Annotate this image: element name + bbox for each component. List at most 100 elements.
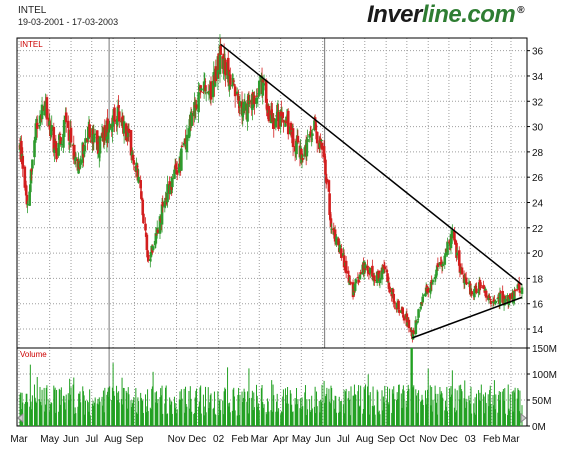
candle-down [488,298,492,300]
candle-up [231,84,234,87]
candle-up [368,267,372,273]
candle-down [135,165,139,167]
candle-up [435,265,439,271]
candle-up [305,142,309,157]
month-tick-label: Jul [85,434,98,445]
candle-up [289,126,292,135]
candle-down [366,269,370,274]
month-tick-label: Feb [483,434,501,445]
candle-down [401,307,405,315]
candle-down [387,282,391,289]
candle-up [473,286,477,292]
candle-down [426,287,430,293]
candle-down [237,96,240,104]
candle-down [388,286,391,293]
candle-up [160,204,164,225]
chart-symbol: INTEL [18,5,47,16]
candle-down [513,289,517,292]
candle-down [329,218,333,227]
candle-up [386,281,390,283]
candle-down [296,135,300,143]
candle-down [277,111,280,129]
candle-down [479,286,482,288]
candle-up [200,88,203,91]
candle-up [406,322,409,326]
candle-up [339,245,342,247]
candle-down [86,137,89,142]
candle-up [57,142,60,156]
candle-down [324,176,328,181]
candle-up [416,319,420,321]
candle-down [373,279,377,281]
candle-down [97,141,100,155]
candle-up [106,132,110,140]
candle-down [309,132,313,137]
candle-up [435,269,438,276]
month-tick-label: Aug [356,434,374,445]
month-tick-label: Dec [440,434,458,445]
candle-down [343,265,347,267]
candle-up [459,271,462,273]
candle-up [122,121,126,134]
candle-down [470,291,473,295]
candle-up [243,101,247,111]
candle-down [489,301,493,304]
month-tick-label: 02 [213,434,225,445]
candle-down [131,154,135,161]
candle-down [156,229,160,233]
candle-up [197,92,200,113]
month-tick-label: Feb [231,434,249,445]
candle-up [177,163,181,173]
trendline [412,296,523,339]
candle-down [66,120,70,128]
candle-down [488,296,491,298]
candle-down [72,144,76,160]
candle-down [457,250,461,266]
month-tick-label: Mar [10,434,28,445]
candle-up [431,280,435,283]
candle-up [188,127,191,132]
candle-down [35,122,39,129]
candle-up [154,233,158,244]
candle-down [174,163,178,170]
candle-down [515,289,519,291]
date-range: 19-03-2001 - 17-03-2003 [18,17,119,27]
scroll-right-arrow [520,412,527,424]
month-tick-label: Nov [419,434,437,445]
registered-mark: ® [517,5,525,16]
candle-up [166,184,169,203]
candle-up [53,148,56,153]
candle-up [93,133,97,135]
month-tick-label: Sep [126,434,144,445]
candle-up [262,83,266,86]
candle-up [463,277,467,285]
candle-up [29,169,33,184]
candle-down [300,148,303,160]
candle-up [86,126,90,140]
candle-up [187,128,191,139]
candle-up [433,277,437,280]
candle-down [25,194,29,205]
candle-up [108,123,111,130]
candle-up [443,255,447,265]
candle-up [33,140,36,158]
candle-down [324,159,327,175]
candle-up [380,267,384,280]
candle-down [393,301,396,304]
candle-down [117,111,121,122]
month-tick-label: Aug [104,434,122,445]
candle-up [218,45,222,75]
candle-up [111,123,114,132]
candle-up [26,204,29,206]
candle-up [241,107,245,118]
volume-tick-label: 50M [532,396,551,407]
candle-up [275,111,279,121]
candle-down [333,229,337,242]
candle-up [382,266,385,274]
candle-down [436,263,440,267]
candle-down [129,130,133,156]
candle-down [478,279,482,289]
candle-down [103,125,107,141]
candle-up [496,297,500,300]
candle-down [291,128,295,148]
★ ★ ★
*EXERCISE REQUIREMENTS*
Output the material word for word, starting at the line that contains "candle-down [488,298,492,300]" and ending at the line that contains "month-tick-label: Feb [483,434,501,445]", with both of those lines included.

*RESPONSE TO THIS TASK*
candle-down [488,298,492,300]
candle-up [231,84,234,87]
candle-up [368,267,372,273]
candle-down [135,165,139,167]
candle-up [435,265,439,271]
candle-up [305,142,309,157]
month-tick-label: Jul [85,434,98,445]
candle-up [289,126,292,135]
candle-down [366,269,370,274]
month-tick-label: Feb [483,434,501,445]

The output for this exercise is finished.